• _Set task_: Write out every one of the records below, line by line, with each character kept unchanged.

• _Task inputs_:
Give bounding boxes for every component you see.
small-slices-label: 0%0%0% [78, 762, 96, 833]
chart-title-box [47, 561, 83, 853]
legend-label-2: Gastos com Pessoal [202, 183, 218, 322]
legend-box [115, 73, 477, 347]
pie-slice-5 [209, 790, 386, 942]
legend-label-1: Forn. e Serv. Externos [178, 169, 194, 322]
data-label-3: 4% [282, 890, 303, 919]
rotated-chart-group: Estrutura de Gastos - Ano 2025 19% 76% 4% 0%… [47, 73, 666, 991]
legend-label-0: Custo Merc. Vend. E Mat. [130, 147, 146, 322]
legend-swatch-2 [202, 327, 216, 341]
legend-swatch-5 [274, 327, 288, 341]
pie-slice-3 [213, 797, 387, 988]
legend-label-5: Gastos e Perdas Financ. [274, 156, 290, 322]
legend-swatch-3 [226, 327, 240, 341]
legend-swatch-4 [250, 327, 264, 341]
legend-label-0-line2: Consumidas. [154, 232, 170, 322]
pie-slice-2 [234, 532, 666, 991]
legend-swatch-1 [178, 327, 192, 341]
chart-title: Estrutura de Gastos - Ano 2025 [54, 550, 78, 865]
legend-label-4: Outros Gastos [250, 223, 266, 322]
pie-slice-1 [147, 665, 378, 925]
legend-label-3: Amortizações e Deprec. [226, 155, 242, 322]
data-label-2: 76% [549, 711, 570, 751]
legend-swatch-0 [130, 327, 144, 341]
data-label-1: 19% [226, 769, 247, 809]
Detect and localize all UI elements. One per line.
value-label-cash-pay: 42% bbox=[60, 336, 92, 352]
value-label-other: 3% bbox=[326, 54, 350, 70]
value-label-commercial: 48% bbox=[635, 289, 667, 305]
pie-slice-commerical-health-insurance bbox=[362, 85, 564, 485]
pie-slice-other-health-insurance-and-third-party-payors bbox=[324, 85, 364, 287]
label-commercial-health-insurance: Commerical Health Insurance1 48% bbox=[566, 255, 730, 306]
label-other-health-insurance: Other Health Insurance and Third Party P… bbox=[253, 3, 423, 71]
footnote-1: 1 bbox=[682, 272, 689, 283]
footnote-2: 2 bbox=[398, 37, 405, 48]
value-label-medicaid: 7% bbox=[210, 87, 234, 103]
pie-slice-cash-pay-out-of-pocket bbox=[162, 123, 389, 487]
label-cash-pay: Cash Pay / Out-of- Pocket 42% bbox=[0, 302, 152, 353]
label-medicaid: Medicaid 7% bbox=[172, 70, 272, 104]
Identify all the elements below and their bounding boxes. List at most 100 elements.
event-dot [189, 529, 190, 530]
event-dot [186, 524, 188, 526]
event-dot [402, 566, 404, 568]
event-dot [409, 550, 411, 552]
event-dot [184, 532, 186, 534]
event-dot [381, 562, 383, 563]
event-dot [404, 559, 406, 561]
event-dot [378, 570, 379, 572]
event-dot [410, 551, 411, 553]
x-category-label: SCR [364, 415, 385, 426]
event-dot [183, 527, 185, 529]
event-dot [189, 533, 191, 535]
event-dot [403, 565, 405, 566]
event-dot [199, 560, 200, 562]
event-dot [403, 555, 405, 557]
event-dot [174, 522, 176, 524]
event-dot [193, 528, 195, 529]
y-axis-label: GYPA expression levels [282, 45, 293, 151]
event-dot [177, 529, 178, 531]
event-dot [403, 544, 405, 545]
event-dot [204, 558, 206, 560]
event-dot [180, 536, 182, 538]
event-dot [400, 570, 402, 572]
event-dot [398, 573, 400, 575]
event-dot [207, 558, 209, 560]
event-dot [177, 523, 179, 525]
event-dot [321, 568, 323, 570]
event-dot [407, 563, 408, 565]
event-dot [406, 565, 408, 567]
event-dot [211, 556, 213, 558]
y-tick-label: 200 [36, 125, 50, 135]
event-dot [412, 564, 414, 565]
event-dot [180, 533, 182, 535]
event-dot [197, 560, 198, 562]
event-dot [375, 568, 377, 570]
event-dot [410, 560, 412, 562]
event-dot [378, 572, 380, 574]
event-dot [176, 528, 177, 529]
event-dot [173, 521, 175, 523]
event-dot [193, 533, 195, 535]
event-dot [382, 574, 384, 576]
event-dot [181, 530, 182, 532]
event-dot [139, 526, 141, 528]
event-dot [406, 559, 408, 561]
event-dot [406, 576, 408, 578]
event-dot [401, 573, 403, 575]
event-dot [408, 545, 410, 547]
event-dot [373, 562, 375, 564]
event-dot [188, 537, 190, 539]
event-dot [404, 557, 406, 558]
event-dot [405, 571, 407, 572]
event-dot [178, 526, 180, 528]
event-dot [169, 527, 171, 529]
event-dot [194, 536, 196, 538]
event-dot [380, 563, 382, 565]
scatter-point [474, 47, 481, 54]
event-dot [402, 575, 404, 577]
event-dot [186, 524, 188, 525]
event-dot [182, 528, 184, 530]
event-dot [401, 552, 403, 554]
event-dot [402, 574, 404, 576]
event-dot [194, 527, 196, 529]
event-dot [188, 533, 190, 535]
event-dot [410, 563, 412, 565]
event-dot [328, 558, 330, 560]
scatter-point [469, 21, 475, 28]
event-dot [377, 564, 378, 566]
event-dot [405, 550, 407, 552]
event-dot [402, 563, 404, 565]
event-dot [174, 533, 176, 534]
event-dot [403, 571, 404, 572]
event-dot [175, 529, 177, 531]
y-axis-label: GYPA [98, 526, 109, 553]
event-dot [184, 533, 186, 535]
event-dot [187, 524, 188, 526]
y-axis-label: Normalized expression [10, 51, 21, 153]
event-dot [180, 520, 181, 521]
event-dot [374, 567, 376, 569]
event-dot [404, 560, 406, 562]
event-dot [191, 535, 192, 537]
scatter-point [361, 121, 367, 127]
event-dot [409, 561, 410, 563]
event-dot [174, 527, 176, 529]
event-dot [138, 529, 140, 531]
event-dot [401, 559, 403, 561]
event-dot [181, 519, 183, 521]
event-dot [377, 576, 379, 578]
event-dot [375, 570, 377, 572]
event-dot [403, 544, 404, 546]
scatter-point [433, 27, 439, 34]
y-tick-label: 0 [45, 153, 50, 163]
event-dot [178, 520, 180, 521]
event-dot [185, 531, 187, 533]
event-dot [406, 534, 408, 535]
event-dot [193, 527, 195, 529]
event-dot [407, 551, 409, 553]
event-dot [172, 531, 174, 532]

• _Answer to this exercise_:
Give bounding boxes for every component you see.
small-slices-label: 0%0%0% [78, 762, 96, 833]
chart-title-box [47, 561, 83, 853]
legend-label-2: Gastos com Pessoal [202, 183, 218, 322]
legend-box [115, 73, 477, 347]
pie-slice-5 [209, 790, 386, 942]
legend-label-1: Forn. e Serv. Externos [178, 169, 194, 322]
data-label-3: 4% [282, 890, 303, 919]
rotated-chart-group: Estrutura de Gastos - Ano 2025 19% 76% 4% 0%… [47, 73, 666, 991]
legend-label-0: Custo Merc. Vend. E Mat. [130, 147, 146, 322]
legend-swatch-2 [202, 327, 216, 341]
legend-swatch-5 [274, 327, 288, 341]
pie-slice-3 [213, 797, 387, 988]
legend-label-5: Gastos e Perdas Financ. [274, 156, 290, 322]
legend-swatch-3 [226, 327, 240, 341]
legend-swatch-4 [250, 327, 264, 341]
legend-label-0-line2: Consumidas. [154, 232, 170, 322]
pie-slice-2 [234, 532, 666, 991]
legend-swatch-1 [178, 327, 192, 341]
chart-title: Estrutura de Gastos - Ano 2025 [54, 550, 78, 865]
legend-label-4: Outros Gastos [250, 223, 266, 322]
pie-slice-1 [147, 665, 378, 925]
legend-label-3: Amortizações e Deprec. [226, 155, 242, 322]
data-label-2: 76% [549, 711, 570, 751]
legend-swatch-0 [130, 327, 144, 341]
data-label-1: 19% [226, 769, 247, 809]
Detect and localize all UI elements. One per line.
value-label-cash-pay: 42% bbox=[60, 336, 92, 352]
value-label-other: 3% bbox=[326, 54, 350, 70]
value-label-commercial: 48% bbox=[635, 289, 667, 305]
pie-slice-commerical-health-insurance bbox=[362, 85, 564, 485]
pie-slice-other-health-insurance-and-third-party-payors bbox=[324, 85, 364, 287]
label-commercial-health-insurance: Commerical Health Insurance1 48% bbox=[566, 255, 730, 306]
label-other-health-insurance: Other Health Insurance and Third Party P… bbox=[253, 3, 423, 71]
footnote-1: 1 bbox=[682, 272, 689, 283]
footnote-2: 2 bbox=[398, 37, 405, 48]
value-label-medicaid: 7% bbox=[210, 87, 234, 103]
pie-slice-cash-pay-out-of-pocket bbox=[162, 123, 389, 487]
label-cash-pay: Cash Pay / Out-of- Pocket 42% bbox=[0, 302, 152, 353]
label-medicaid: Medicaid 7% bbox=[172, 70, 272, 104]
Identify all the elements below and their bounding boxes. List at most 100 elements.
event-dot [189, 529, 190, 530]
event-dot [186, 524, 188, 526]
event-dot [402, 566, 404, 568]
event-dot [409, 550, 411, 552]
event-dot [184, 532, 186, 534]
event-dot [381, 562, 383, 563]
event-dot [404, 559, 406, 561]
event-dot [378, 570, 379, 572]
event-dot [410, 551, 411, 553]
x-category-label: SCR [364, 415, 385, 426]
event-dot [183, 527, 185, 529]
event-dot [189, 533, 191, 535]
event-dot [403, 565, 405, 566]
event-dot [199, 560, 200, 562]
event-dot [403, 555, 405, 557]
event-dot [174, 522, 176, 524]
event-dot [193, 528, 195, 529]
y-axis-label: GYPA expression levels [282, 45, 293, 151]
event-dot [177, 529, 178, 531]
event-dot [403, 544, 405, 545]
event-dot [204, 558, 206, 560]
event-dot [180, 536, 182, 538]
event-dot [400, 570, 402, 572]
event-dot [398, 573, 400, 575]
event-dot [207, 558, 209, 560]
event-dot [177, 523, 179, 525]
event-dot [321, 568, 323, 570]
event-dot [407, 563, 408, 565]
event-dot [406, 565, 408, 567]
event-dot [211, 556, 213, 558]
y-tick-label: 200 [36, 125, 50, 135]
event-dot [412, 564, 414, 565]
event-dot [180, 533, 182, 535]
event-dot [197, 560, 198, 562]
event-dot [375, 568, 377, 570]
event-dot [410, 560, 412, 562]
event-dot [378, 572, 380, 574]
event-dot [176, 528, 177, 529]
event-dot [173, 521, 175, 523]
event-dot [193, 533, 195, 535]
event-dot [382, 574, 384, 576]
event-dot [181, 530, 182, 532]
event-dot [139, 526, 141, 528]
event-dot [406, 559, 408, 561]
event-dot [406, 576, 408, 578]
event-dot [401, 573, 403, 575]
event-dot [408, 545, 410, 547]
event-dot [373, 562, 375, 564]
event-dot [188, 537, 190, 539]
event-dot [404, 557, 406, 558]
event-dot [405, 571, 407, 572]
event-dot [178, 526, 180, 528]
event-dot [169, 527, 171, 529]
event-dot [194, 536, 196, 538]
event-dot [380, 563, 382, 565]
scatter-point [474, 47, 481, 54]
event-dot [402, 575, 404, 577]
event-dot [186, 524, 188, 525]
event-dot [182, 528, 184, 530]
event-dot [401, 552, 403, 554]
event-dot [402, 574, 404, 576]
event-dot [194, 527, 196, 529]
event-dot [188, 533, 190, 535]
event-dot [410, 563, 412, 565]
event-dot [328, 558, 330, 560]
scatter-point [469, 21, 475, 28]
event-dot [377, 564, 378, 566]
event-dot [405, 550, 407, 552]
event-dot [402, 563, 404, 565]
event-dot [174, 533, 176, 534]
event-dot [403, 571, 404, 572]
event-dot [175, 529, 177, 531]
y-axis-label: GYPA [98, 526, 109, 553]
event-dot [184, 533, 186, 535]
event-dot [187, 524, 188, 526]
y-axis-label: Normalized expression [10, 51, 21, 153]
event-dot [180, 520, 181, 521]
event-dot [374, 567, 376, 569]
event-dot [404, 560, 406, 562]
event-dot [191, 535, 192, 537]
scatter-point [361, 121, 367, 127]
event-dot [409, 561, 410, 563]
event-dot [174, 527, 176, 529]
event-dot [138, 529, 140, 531]
event-dot [401, 559, 403, 561]
event-dot [181, 519, 183, 521]
event-dot [377, 576, 379, 578]
event-dot [375, 570, 377, 572]
event-dot [403, 544, 404, 546]
scatter-point [433, 27, 439, 34]
y-tick-label: 0 [45, 153, 50, 163]
event-dot [178, 520, 180, 521]
event-dot [185, 531, 187, 533]
event-dot [406, 534, 408, 535]
event-dot [193, 527, 195, 529]
event-dot [407, 551, 409, 553]
event-dot [172, 531, 174, 532]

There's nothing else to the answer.